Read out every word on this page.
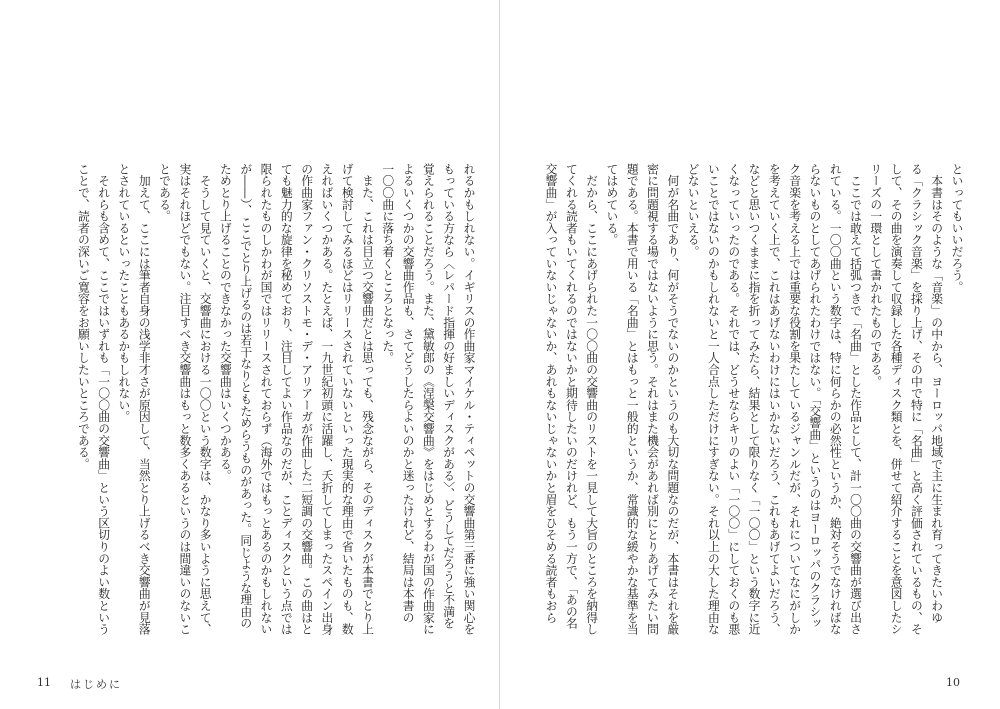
といってもいいだろう。
　本書はそのような「音楽」の中から、ヨーロッパ地域で主に生まれ育ってきたいわゆ
る「クラシック音楽」を採り上げ、その中で特に「名曲」と高く評価されているもの、そ
して、その曲を演奏して収録した各種ディスク類とを、併せて紹介することを意図したシ
リーズの一環として書かれたものである。
　ここでは敢えて括弧つきで「名曲」とした作品として、計一〇〇曲の交響曲が選び出さ
れている。一〇〇曲という数字は、特に何らかの必然性というか、絶対そうでなければな
らないものとしてあげられたわけではない。「交響曲」というのはヨーロッパのクラシッ
ク音楽を考える上では重要な役割を果たしているジャンルだが、それについてなにがしか
を考えていく上で、これはあげないわけにはいかないだろう、これもあげてよいだろう、
などと思いつくままに指を折ってみたら、結果として限りなく「一〇〇」という数字に近
くなっていったのである。それでは、どうせならキリのよい「一〇〇」にしておくのも悪
いことではないのかもしれないと一人合点しただけにすぎない。それ以上の大した理由な
どないといえる。
　何が名曲であり、何がそうでないのかというのも大切な問題なのだが、本書はそれを厳
密に問題視する場ではないように思う。それはまた機会があれば別にとりあげてみたい問
題である。本書で用いる「名曲」とはもっと一般的というか、常識的な緩やかな基準を当
てはめている。
　だから、ここにあげられた一〇〇曲の交響曲のリストを一見して大旨のところを納得し
てくれる読者もいてくれるのではないかと期待したいのだけれど、もう一方で、「あの名
交響曲」が入っていないじゃないか、あれもないじゃないかと眉をひそめる読者もおら
れるかもしれない。イギリスの作曲家マイケル・ティペットの交響曲第三番に強い関心を
もっている方なら〈レパード指揮の好ましいディスクがある〉、どうしてだろうと不満を
覚えられることだろう。また、黛敏郎の《涅槃交響曲》をはじめとするわが国の作曲家に
よるいくつかの交響曲作品も、さてどうしたらよいのかと迷ったけれど、結局は本書の
一〇〇曲に落ち着くところとなった。
　また、これは目立つ交響曲だとは思っても、残念ながら、そのディスクが本書でとり上
げて検討してみるほどはリリースされていないといった現実的な理由で省いたものも、数
えればいくつかある。たとえば、一九世紀初頭に活躍し、夭折してしまったスペイン出身
の作曲家ファン・クリソストモ・デ・アリアーガが作曲した二短調の交響曲。この曲はと
ても魅力的な旋律を秘めており、注目してよい作品なのだが、ことディスクという点では
限られたものしかわが国ではリリースされておらず（海外ではもっとあるのかもしれない
が――）、ここでとり上げるのは若干なりともためらうものがあった。同じような理由の
ためとり上げることのできなかった交響曲はいくつかある。
　そうして見ていくと、交響曲における一〇〇という数字は、かなり多いように思えて、
実はそれほどでもない。注目すべき交響曲はもっと数多くあるというのは間違いのないこ
とである。
　加えて、ここには筆者自身の浅学非才さが原因して、当然とり上げるべき交響曲が見落
とされているといったこともあるかもしれない。
　それらも含めて、ここではいずれも「一〇〇曲の交響曲」という区切りのよい数という
ことで、読者の深いご寛容をお願いしたいところである。
11 はじめに	10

************

Set the pictures aside and transcribe the data above exactly.

Full output:
Read out every word on this page.
といってもいいだろう。
　本書はそのような「音楽」の中から、ヨーロッパ地域で主に生まれ育ってきたいわゆ
る「クラシック音楽」を採り上げ、その中で特に「名曲」と高く評価されているもの、そ
して、その曲を演奏して収録した各種ディスク類とを、併せて紹介することを意図したシ
リーズの一環として書かれたものである。
　ここでは敢えて括弧つきで「名曲」とした作品として、計一〇〇曲の交響曲が選び出さ
れている。一〇〇曲という数字は、特に何らかの必然性というか、絶対そうでなければな
らないものとしてあげられたわけではない。「交響曲」というのはヨーロッパのクラシッ
ク音楽を考える上では重要な役割を果たしているジャンルだが、それについてなにがしか
を考えていく上で、これはあげないわけにはいかないだろう、これもあげてよいだろう、
などと思いつくままに指を折ってみたら、結果として限りなく「一〇〇」という数字に近
くなっていったのである。それでは、どうせならキリのよい「一〇〇」にしておくのも悪
いことではないのかもしれないと一人合点しただけにすぎない。それ以上の大した理由な
どないといえる。
　何が名曲であり、何がそうでないのかというのも大切な問題なのだが、本書はそれを厳
密に問題視する場ではないように思う。それはまた機会があれば別にとりあげてみたい問
題である。本書で用いる「名曲」とはもっと一般的というか、常識的な緩やかな基準を当
てはめている。
　だから、ここにあげられた一〇〇曲の交響曲のリストを一見して大旨のところを納得し
てくれる読者もいてくれるのではないかと期待したいのだけれど、もう一方で、「あの名
交響曲」が入っていないじゃないか、あれもないじゃないかと眉をひそめる読者もおら
れるかもしれない。イギリスの作曲家マイケル・ティペットの交響曲第三番に強い関心を
もっている方なら〈レパード指揮の好ましいディスクがある〉、どうしてだろうと不満を
覚えられることだろう。また、黛敏郎の《涅槃交響曲》をはじめとするわが国の作曲家に
よるいくつかの交響曲作品も、さてどうしたらよいのかと迷ったけれど、結局は本書の
一〇〇曲に落ち着くところとなった。
　また、これは目立つ交響曲だとは思っても、残念ながら、そのディスクが本書でとり上
げて検討してみるほどはリリースされていないといった現実的な理由で省いたものも、数
えればいくつかある。たとえば、一九世紀初頭に活躍し、夭折してしまったスペイン出身
の作曲家ファン・クリソストモ・デ・アリアーガが作曲した二短調の交響曲。この曲はと
ても魅力的な旋律を秘めており、注目してよい作品なのだが、ことディスクという点では
限られたものしかわが国ではリリースされておらず（海外ではもっとあるのかもしれない
が――）、ここでとり上げるのは若干なりともためらうものがあった。同じような理由の
ためとり上げることのできなかった交響曲はいくつかある。
　そうして見ていくと、交響曲における一〇〇という数字は、かなり多いように思えて、
実はそれほどでもない。注目すべき交響曲はもっと数多くあるというのは間違いのないこ
とである。
　加えて、ここには筆者自身の浅学非才さが原因して、当然とり上げるべき交響曲が見落
とされているといったこともあるかもしれない。
　それらも含めて、ここではいずれも「一〇〇曲の交響曲」という区切りのよい数という
ことで、読者の深いご寛容をお願いしたいところである。
11 はじめに	10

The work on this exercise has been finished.